Exercise brief: Gather up the lines with the word "典型例题" in them.

[Collection entries]

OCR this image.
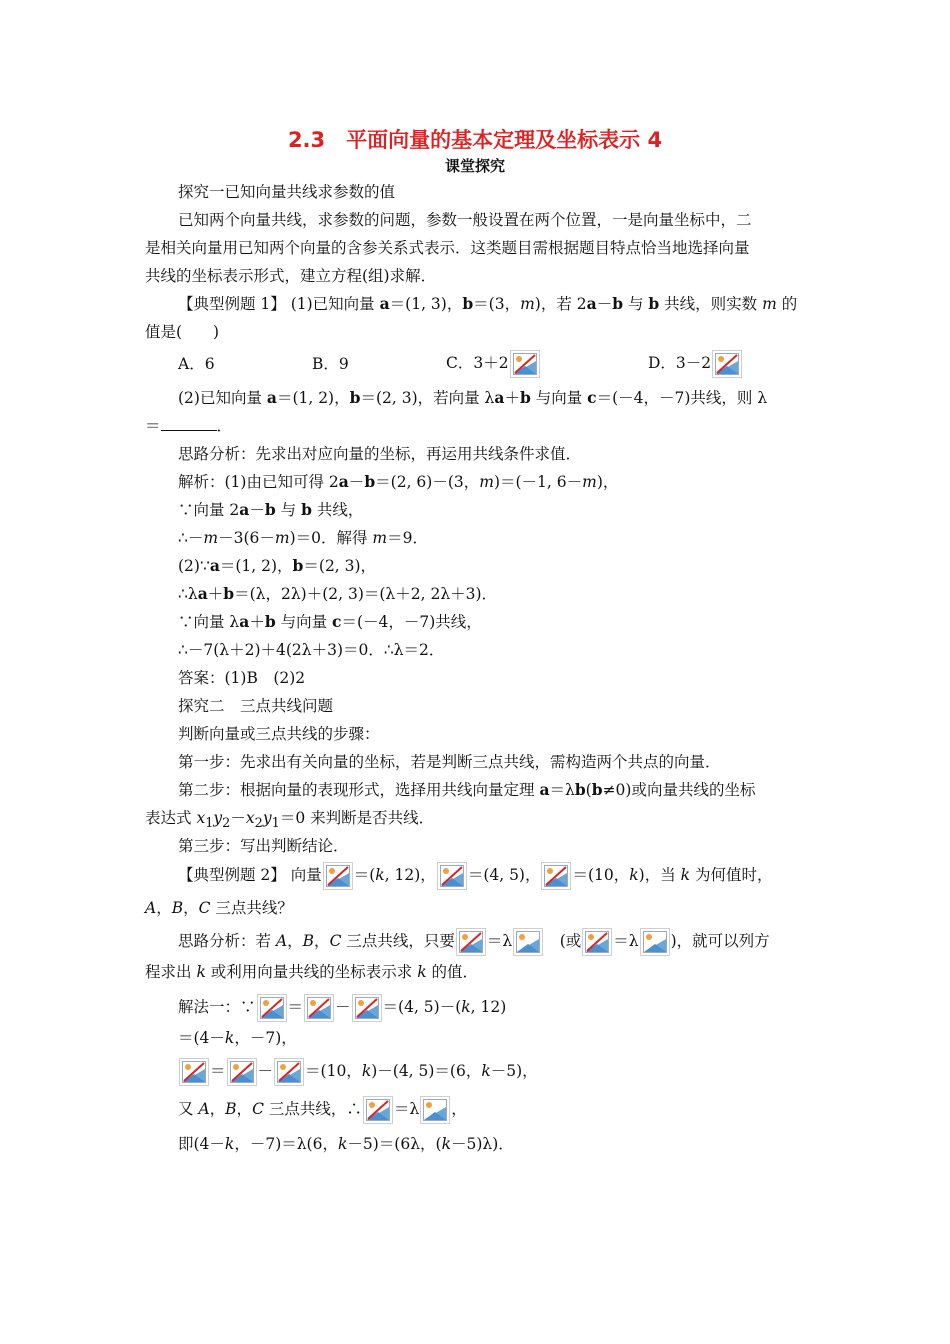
2.3　平面向量的基本定理及坐标表示 4
课堂探究
探究一已知向量共线求参数的值
已知两个向量共线，求参数的问题，参数一般设置在两个位置，一是向量坐标中，二
是相关向量用已知两个向量的含参关系式表示．这类题目需根据题目特点恰当地选择向量
共线的坐标表示形式，建立方程(组)求解．
【典型例题 1】 (1)已知向量 a＝(1, 3)，b＝(3，m)，若 2a－b 与 b 共线，则实数 m 的
值是(　　)
A．6	B．9	C．3＋2	D．3－2
(2)已知向量 a＝(1, 2)，b＝(2, 3)，若向量 λa＋b 与向量 c＝(－4，－7)共线，则 λ
＝	．
思路分析：先求出对应向量的坐标，再运用共线条件求值．
解析：(1)由已知可得 2a－b＝(2, 6)－(3，m)＝(－1, 6－m)，
∵向量 2a－b 与 b 共线，
∴－m－3(6－m)＝0．解得 m＝9．
(2)∵a＝(1, 2)，b＝(2, 3)，
∴λa＋b＝(λ，2λ)＋(2, 3)＝(λ＋2, 2λ＋3)．
∵向量 λa＋b 与向量 c＝(－4，－7)共线，
∴－7(λ＋2)＋4(2λ＋3)＝0．∴λ＝2．
答案：(1)B　(2)2
探究二　三点共线问题
判断向量或三点共线的步骤：
第一步：先求出有关向量的坐标，若是判断三点共线，需构造两个共点的向量．
第二步：根据向量的表现形式，选择用共线向量定理 a＝λb(b≠0)或向量共线的坐标
表达式 $x_1y_2-x_2y_1=0$ 来判断是否共线．
第三步：写出判断结论．
【典型例题 2】 向量 ＝(k, 12)， ＝(4, 5)， ＝(10，k)，当 k 为何值时，
A，B，C 三点共线？
思路分析：若 A，B，C 三点共线，只要 ＝λ
　	(或 ＝λ )，就可以列方
程求出 k 或利用向量共线的坐标表示求 k 的值．
解法一：∵ ＝ － ＝(4, 5)－(k, 12)
＝(4－k，－7)，
＝ － ＝(10，k)－(4, 5)＝(6，k－5)，
又 A，B，C 三点共线，∴ ＝λ ，
即(4－k，－7)＝λ(6，k－5)＝(6λ，(k－5)λ)．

Complete response:
【典型例题 1】 (1)已知向量 a＝(1, 3)，b＝(3，m)，若 2a－b 与 b 共线，则实数 m 的
【典型例题 2】 向量 ＝(k, 12)， ＝(4, 5)， ＝(10，k)，当 k 为何值时，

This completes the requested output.